▶ [Problem to work on] Images must not appear in your copy; reproduce every other part of the records exactly.

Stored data
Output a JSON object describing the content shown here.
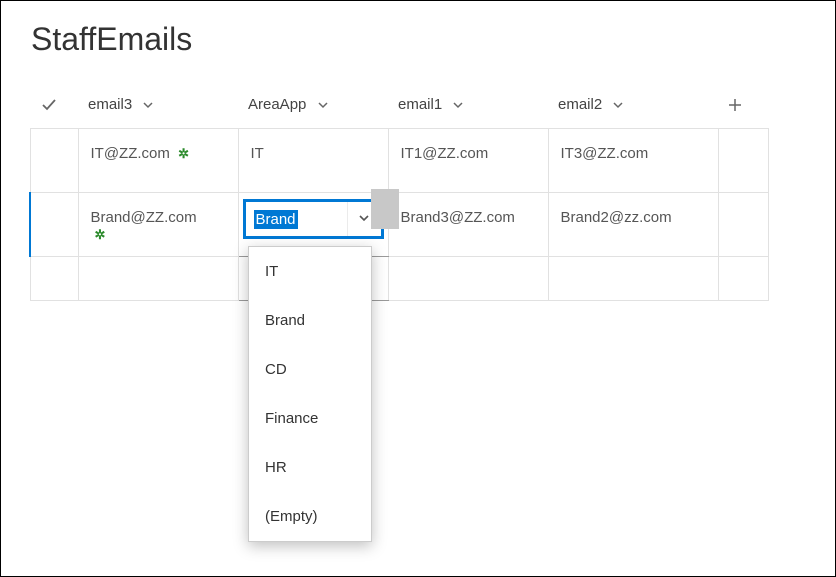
{
  "title": "StaffEmails",
  "columns": {
    "email3": "email3",
    "area": "AreaApp",
    "email1": "email1",
    "email2": "email2"
  },
  "rows": [
    {
      "email3": "IT@ZZ.com",
      "area": "IT",
      "email1": "IT1@ZZ.com",
      "email2": "IT3@ZZ.com"
    },
    {
      "email3": "Brand@ZZ.com",
      "area_editing": "Brand",
      "email1": "Brand3@ZZ.com",
      "email2": "Brand2@zz.com"
    }
  ],
  "dropdown": {
    "options": [
      "IT",
      "Brand",
      "CD",
      "Finance",
      "HR",
      "(Empty)"
    ]
  }
}
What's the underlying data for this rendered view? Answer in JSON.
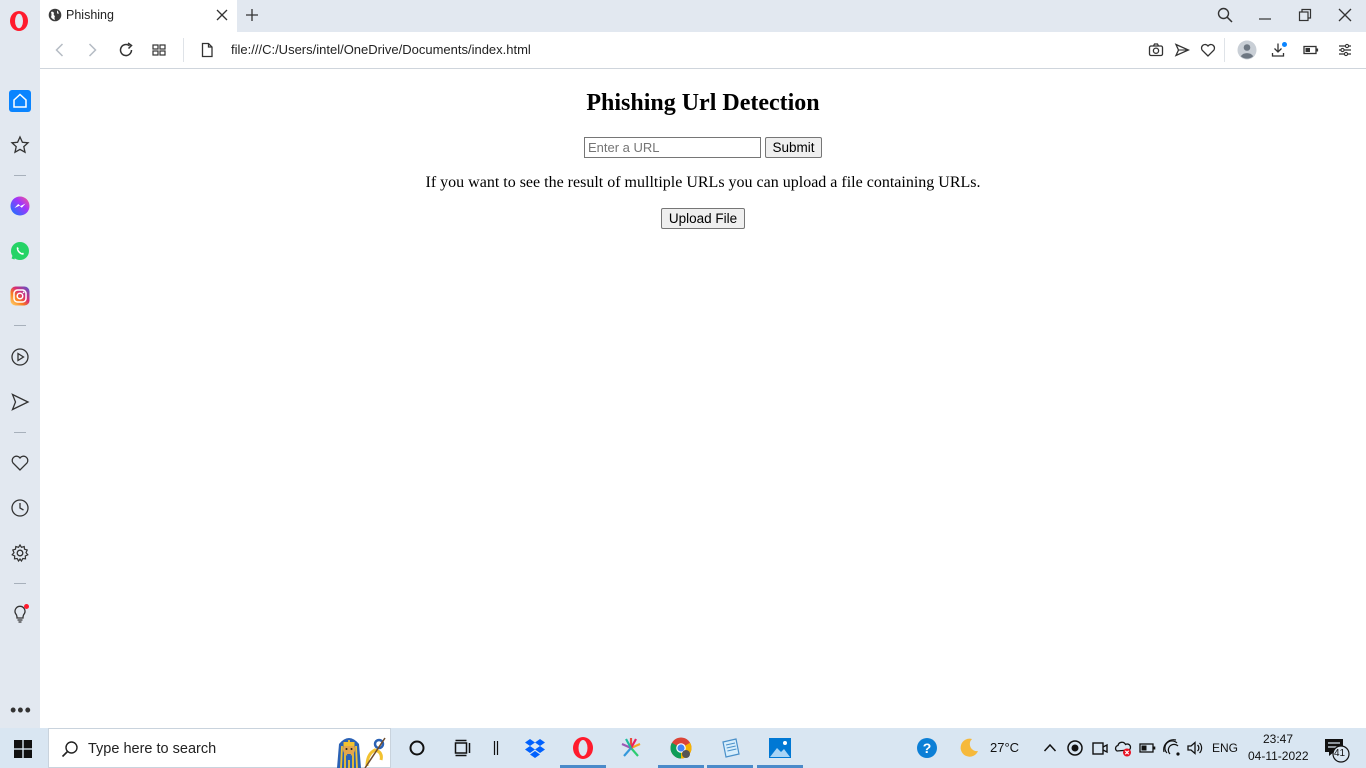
{
  "browser": {
    "tab_title": "Phishing",
    "url": "file:///C:/Users/intel/OneDrive/Documents/index.html"
  },
  "page": {
    "title": "Phishing Url Detection",
    "url_placeholder": "Enter a URL",
    "submit_label": "Submit",
    "info_text": "If you want to see the result of mulltiple URLs you can upload a file containing URLs.",
    "upload_label": "Upload File"
  },
  "taskbar": {
    "search_placeholder": "Type here to search",
    "weather": "27°C",
    "language": "ENG",
    "time": "23:47",
    "date": "04-11-2022",
    "notification_count": "41"
  },
  "colors": {
    "opera_red": "#ff1b2d",
    "chrome_bg": "#e2e8f0",
    "taskbar_bg": "#d9e6f2",
    "accent_blue": "#0a84ff"
  }
}
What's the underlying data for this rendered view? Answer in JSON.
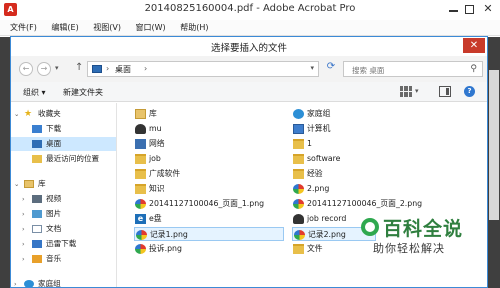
{
  "acrobat": {
    "window_title": "20140825160004.pdf - Adobe Acrobat Pro",
    "menu": [
      "文件(F)",
      "编辑(E)",
      "视图(V)",
      "窗口(W)",
      "帮助(H)"
    ]
  },
  "dialog": {
    "title": "选择要插入的文件",
    "close_glyph": "✕",
    "address": {
      "location": "桌面",
      "separator": "›"
    },
    "search_placeholder": "搜索 桌面",
    "toolbar": {
      "organize": "组织 ▾",
      "new_folder": "新建文件夹"
    },
    "nav_pane": {
      "items": [
        {
          "label": "收藏夹",
          "icon": "star-icon",
          "expandable": true
        },
        {
          "label": "下载",
          "icon": "download-folder-icon"
        },
        {
          "label": "桌面",
          "icon": "desktop-icon",
          "selected": true
        },
        {
          "label": "最近访问的位置",
          "icon": "recent-places-icon"
        },
        {
          "label": "库",
          "icon": "library-icon",
          "expandable": true
        },
        {
          "label": "视频",
          "icon": "video-icon",
          "expandable": true
        },
        {
          "label": "图片",
          "icon": "picture-icon",
          "expandable": true
        },
        {
          "label": "文档",
          "icon": "document-icon",
          "expandable": true
        },
        {
          "label": "迅雷下载",
          "icon": "thunder-icon",
          "expandable": true
        },
        {
          "label": "音乐",
          "icon": "music-icon",
          "expandable": true
        },
        {
          "label": "家庭组",
          "icon": "homegroup-icon",
          "expandable": true
        }
      ]
    },
    "files": {
      "left_column": [
        {
          "name": "库",
          "icon": "library-icon"
        },
        {
          "name": "mu",
          "icon": "user-icon"
        },
        {
          "name": "网络",
          "icon": "network-icon"
        },
        {
          "name": "job",
          "icon": "folder-icon"
        },
        {
          "name": "广成软件",
          "icon": "folder-icon"
        },
        {
          "name": "知识",
          "icon": "folder-icon"
        },
        {
          "name": "20141127100046_页面_1.png",
          "icon": "image-icon"
        },
        {
          "name": "e盘",
          "icon": "shortcut-icon"
        },
        {
          "name": "记录1.png",
          "icon": "image-icon",
          "selected": true
        },
        {
          "name": "投诉.png",
          "icon": "image-icon"
        }
      ],
      "right_column": [
        {
          "name": "家庭组",
          "icon": "homegroup-icon"
        },
        {
          "name": "计算机",
          "icon": "computer-icon"
        },
        {
          "name": "1",
          "icon": "folder-icon"
        },
        {
          "name": "software",
          "icon": "folder-icon"
        },
        {
          "name": "经验",
          "icon": "folder-icon"
        },
        {
          "name": "2.png",
          "icon": "image-icon"
        },
        {
          "name": "20141127100046_页面_2.png",
          "icon": "image-icon"
        },
        {
          "name": "job record",
          "icon": "user-icon"
        },
        {
          "name": "记录2.png",
          "icon": "image-icon",
          "selected": true
        },
        {
          "name": "文件",
          "icon": "folder-icon"
        }
      ]
    }
  },
  "watermark": {
    "title": "百科全说",
    "subtitle": "助你轻松解决"
  }
}
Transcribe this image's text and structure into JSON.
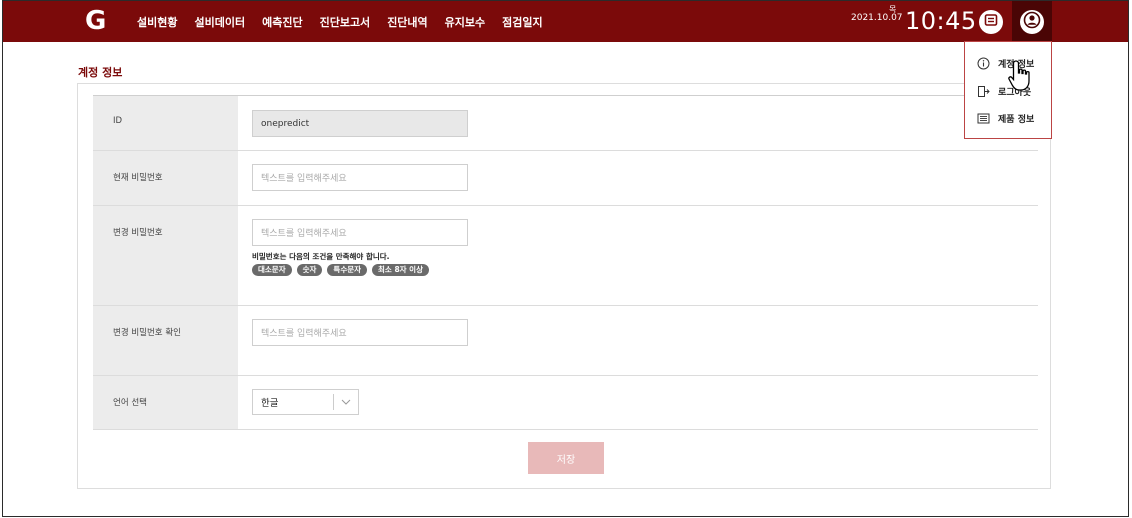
{
  "header": {
    "logo": "G",
    "nav": [
      "설비현황",
      "설비데이터",
      "예측진단",
      "진단보고서",
      "진단내역",
      "유지보수",
      "점검일지"
    ],
    "date": "2021.10.07",
    "day_of_week": "목",
    "time": "10:45"
  },
  "user_menu": {
    "items": [
      {
        "label": "계정 정보",
        "icon": "info-circle-icon"
      },
      {
        "label": "로그아웃",
        "icon": "logout-icon"
      },
      {
        "label": "제품 정보",
        "icon": "product-info-icon"
      }
    ]
  },
  "page": {
    "title": "계정 정보"
  },
  "form": {
    "id_label": "ID",
    "id_value": "onepredict",
    "current_pw_label": "현재 비밀번호",
    "current_pw_placeholder": "텍스트를 입력해주세요",
    "new_pw_label": "변경 비밀번호",
    "new_pw_placeholder": "텍스트를 입력해주세요",
    "pw_rule_hint": "비밀번호는 다음의 조건을 만족해야 합니다.",
    "pw_rules": [
      "대소문자",
      "숫자",
      "특수문자",
      "최소 8자 이상"
    ],
    "confirm_pw_label": "변경 비밀번호 확인",
    "confirm_pw_placeholder": "텍스트를 입력해주세요",
    "language_label": "언어 선택",
    "language_value": "한글"
  },
  "actions": {
    "save_label": "저장"
  },
  "colors": {
    "brand": "#7b0a0a",
    "save_disabled": "#e8b9b9"
  }
}
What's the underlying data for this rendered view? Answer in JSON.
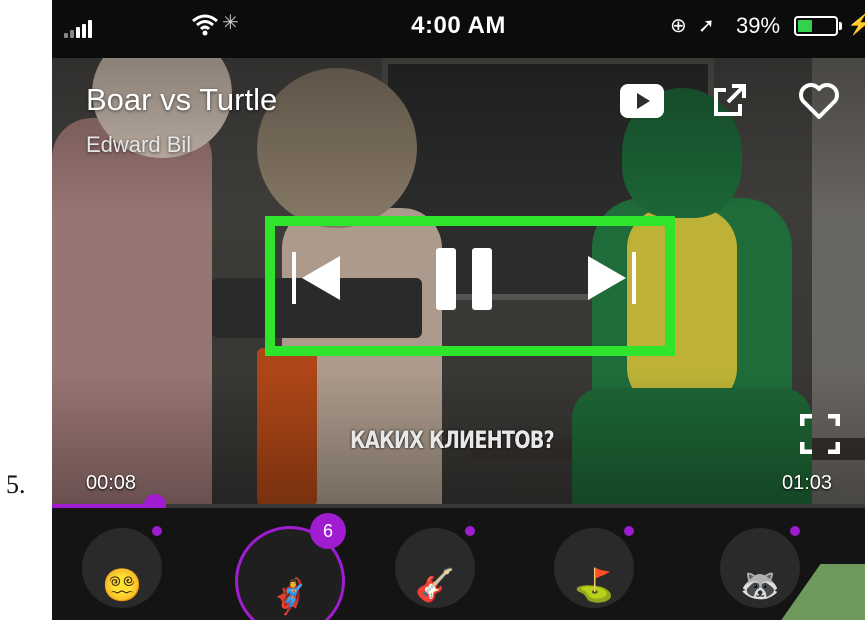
{
  "step_label": "5.",
  "status_bar": {
    "time": "4:00 AM",
    "battery_percent": "39%",
    "battery_level": 0.39,
    "icons": [
      "signal-icon",
      "wifi-icon",
      "activity-spinner-icon",
      "orientation-lock-icon",
      "location-icon",
      "battery-icon",
      "charging-icon"
    ]
  },
  "video": {
    "title": "Boar vs Turtle",
    "author": "Edward Bil",
    "subtitle": "КАКИХ КЛИЕНТОВ?",
    "current_time": "00:08",
    "total_time": "01:03",
    "progress": 0.127,
    "top_icons": [
      "youtube-icon",
      "share-icon",
      "heart-icon"
    ],
    "controls": [
      "previous-track-icon",
      "pause-icon",
      "next-track-icon"
    ],
    "highlight_color": "#2fe52c"
  },
  "tray": {
    "accent_color": "#a01cd1",
    "chips": [
      {
        "emoji": "😵‍💫",
        "name": "dizzy-face-icon",
        "selected": false
      },
      {
        "emoji": "🦸‍♂️",
        "name": "superhero-icon",
        "selected": true,
        "badge": "6"
      },
      {
        "emoji": "🎸",
        "name": "guitar-icon",
        "selected": false
      },
      {
        "emoji": "⛳",
        "name": "golf-flag-icon",
        "selected": false
      },
      {
        "emoji": "🦝",
        "name": "raccoon-icon",
        "selected": false
      }
    ]
  }
}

▶ [Exercise answer]
Output a JSON object describing the content shown here.
{
  "title": "StaffEmails",
  "columns": {
    "email3": "email3",
    "area": "AreaApp",
    "email1": "email1",
    "email2": "email2"
  },
  "rows": [
    {
      "email3": "IT@ZZ.com",
      "area": "IT",
      "email1": "IT1@ZZ.com",
      "email2": "IT3@ZZ.com"
    },
    {
      "email3": "Brand@ZZ.com",
      "area_editing": "Brand",
      "email1": "Brand3@ZZ.com",
      "email2": "Brand2@zz.com"
    }
  ],
  "dropdown": {
    "options": [
      "IT",
      "Brand",
      "CD",
      "Finance",
      "HR",
      "(Empty)"
    ]
  }
}
What's the underlying data for this rendered view? Answer in JSON.
{
  "browser": {
    "tab_title": "Phishing",
    "url": "file:///C:/Users/intel/OneDrive/Documents/index.html"
  },
  "page": {
    "title": "Phishing Url Detection",
    "url_placeholder": "Enter a URL",
    "submit_label": "Submit",
    "info_text": "If you want to see the result of mulltiple URLs you can upload a file containing URLs.",
    "upload_label": "Upload File"
  },
  "taskbar": {
    "search_placeholder": "Type here to search",
    "weather": "27°C",
    "language": "ENG",
    "time": "23:47",
    "date": "04-11-2022",
    "notification_count": "41"
  },
  "colors": {
    "opera_red": "#ff1b2d",
    "chrome_bg": "#e2e8f0",
    "taskbar_bg": "#d9e6f2",
    "accent_blue": "#0a84ff"
  }
}
What's the underlying data for this rendered view? Answer in JSON.
{
  "acrobat": {
    "window_title": "20140825160004.pdf - Adobe Acrobat Pro",
    "menu": [
      "文件(F)",
      "编辑(E)",
      "视图(V)",
      "窗口(W)",
      "帮助(H)"
    ]
  },
  "dialog": {
    "title": "选择要插入的文件",
    "close_glyph": "✕",
    "address": {
      "location": "桌面",
      "separator": "›"
    },
    "search_placeholder": "搜索 桌面",
    "toolbar": {
      "organize": "组织 ▾",
      "new_folder": "新建文件夹"
    },
    "nav_pane": {
      "items": [
        {
          "label": "收藏夹",
          "icon": "star-icon",
          "expandable": true
        },
        {
          "label": "下载",
          "icon": "download-folder-icon"
        },
        {
          "label": "桌面",
          "icon": "desktop-icon",
          "selected": true
        },
        {
          "label": "最近访问的位置",
          "icon": "recent-places-icon"
        },
        {
          "label": "库",
          "icon": "library-icon",
          "expandable": true
        },
        {
          "label": "视频",
          "icon": "video-icon",
          "expandable": true
        },
        {
          "label": "图片",
          "icon": "picture-icon",
          "expandable": true
        },
        {
          "label": "文档",
          "icon": "document-icon",
          "expandable": true
        },
        {
          "label": "迅雷下载",
          "icon": "thunder-icon",
          "expandable": true
        },
        {
          "label": "音乐",
          "icon": "music-icon",
          "expandable": true
        },
        {
          "label": "家庭组",
          "icon": "homegroup-icon",
          "expandable": true
        }
      ]
    },
    "files": {
      "left_column": [
        {
          "name": "库",
          "icon": "library-icon"
        },
        {
          "name": "mu",
          "icon": "user-icon"
        },
        {
          "name": "网络",
          "icon": "network-icon"
        },
        {
          "name": "job",
          "icon": "folder-icon"
        },
        {
          "name": "广成软件",
          "icon": "folder-icon"
        },
        {
          "name": "知识",
          "icon": "folder-icon"
        },
        {
          "name": "20141127100046_页面_1.png",
          "icon": "image-icon"
        },
        {
          "name": "e盘",
          "icon": "shortcut-icon"
        },
        {
          "name": "记录1.png",
          "icon": "image-icon",
          "selected": true
        },
        {
          "name": "投诉.png",
          "icon": "image-icon"
        }
      ],
      "right_column": [
        {
          "name": "家庭组",
          "icon": "homegroup-icon"
        },
        {
          "name": "计算机",
          "icon": "computer-icon"
        },
        {
          "name": "1",
          "icon": "folder-icon"
        },
        {
          "name": "software",
          "icon": "folder-icon"
        },
        {
          "name": "经验",
          "icon": "folder-icon"
        },
        {
          "name": "2.png",
          "icon": "image-icon"
        },
        {
          "name": "20141127100046_页面_2.png",
          "icon": "image-icon"
        },
        {
          "name": "job record",
          "icon": "user-icon"
        },
        {
          "name": "记录2.png",
          "icon": "image-icon",
          "selected": true
        },
        {
          "name": "文件",
          "icon": "folder-icon"
        }
      ]
    }
  },
  "watermark": {
    "title": "百科全说",
    "subtitle": "助你轻松解决"
  }
}
Transcribe this image's text and structure into JSON.
{
  "header": {
    "logo": "G",
    "nav": [
      "설비현황",
      "설비데이터",
      "예측진단",
      "진단보고서",
      "진단내역",
      "유지보수",
      "점검일지"
    ],
    "date": "2021.10.07",
    "day_of_week": "목",
    "time": "10:45"
  },
  "user_menu": {
    "items": [
      {
        "label": "계정 정보",
        "icon": "info-circle-icon"
      },
      {
        "label": "로그아웃",
        "icon": "logout-icon"
      },
      {
        "label": "제품 정보",
        "icon": "product-info-icon"
      }
    ]
  },
  "page": {
    "title": "계정 정보"
  },
  "form": {
    "id_label": "ID",
    "id_value": "onepredict",
    "current_pw_label": "현재 비밀번호",
    "current_pw_placeholder": "텍스트를 입력해주세요",
    "new_pw_label": "변경 비밀번호",
    "new_pw_placeholder": "텍스트를 입력해주세요",
    "pw_rule_hint": "비밀번호는 다음의 조건을 만족해야 합니다.",
    "pw_rules": [
      "대소문자",
      "숫자",
      "특수문자",
      "최소 8자 이상"
    ],
    "confirm_pw_label": "변경 비밀번호 확인",
    "confirm_pw_placeholder": "텍스트를 입력해주세요",
    "language_label": "언어 선택",
    "language_value": "한글"
  },
  "actions": {
    "save_label": "저장"
  },
  "colors": {
    "brand": "#7b0a0a",
    "save_disabled": "#e8b9b9"
  }
}
What's the underlying data for this rendered view? Answer in JSON.
{
  "step_label": "5.",
  "status_bar": {
    "time": "4:00 AM",
    "battery_percent": "39%",
    "battery_level": 0.39,
    "icons": [
      "signal-icon",
      "wifi-icon",
      "activity-spinner-icon",
      "orientation-lock-icon",
      "location-icon",
      "battery-icon",
      "charging-icon"
    ]
  },
  "video": {
    "title": "Boar vs Turtle",
    "author": "Edward Bil",
    "subtitle": "КАКИХ КЛИЕНТОВ?",
    "current_time": "00:08",
    "total_time": "01:03",
    "progress": 0.127,
    "top_icons": [
      "youtube-icon",
      "share-icon",
      "heart-icon"
    ],
    "controls": [
      "previous-track-icon",
      "pause-icon",
      "next-track-icon"
    ],
    "highlight_color": "#2fe52c"
  },
  "tray": {
    "accent_color": "#a01cd1",
    "chips": [
      {
        "emoji": "😵‍💫",
        "name": "dizzy-face-icon",
        "selected": false
      },
      {
        "emoji": "🦸‍♂️",
        "name": "superhero-icon",
        "selected": true,
        "badge": "6"
      },
      {
        "emoji": "🎸",
        "name": "guitar-icon",
        "selected": false
      },
      {
        "emoji": "⛳",
        "name": "golf-flag-icon",
        "selected": false
      },
      {
        "emoji": "🦝",
        "name": "raccoon-icon",
        "selected": false
      }
    ]
  }
}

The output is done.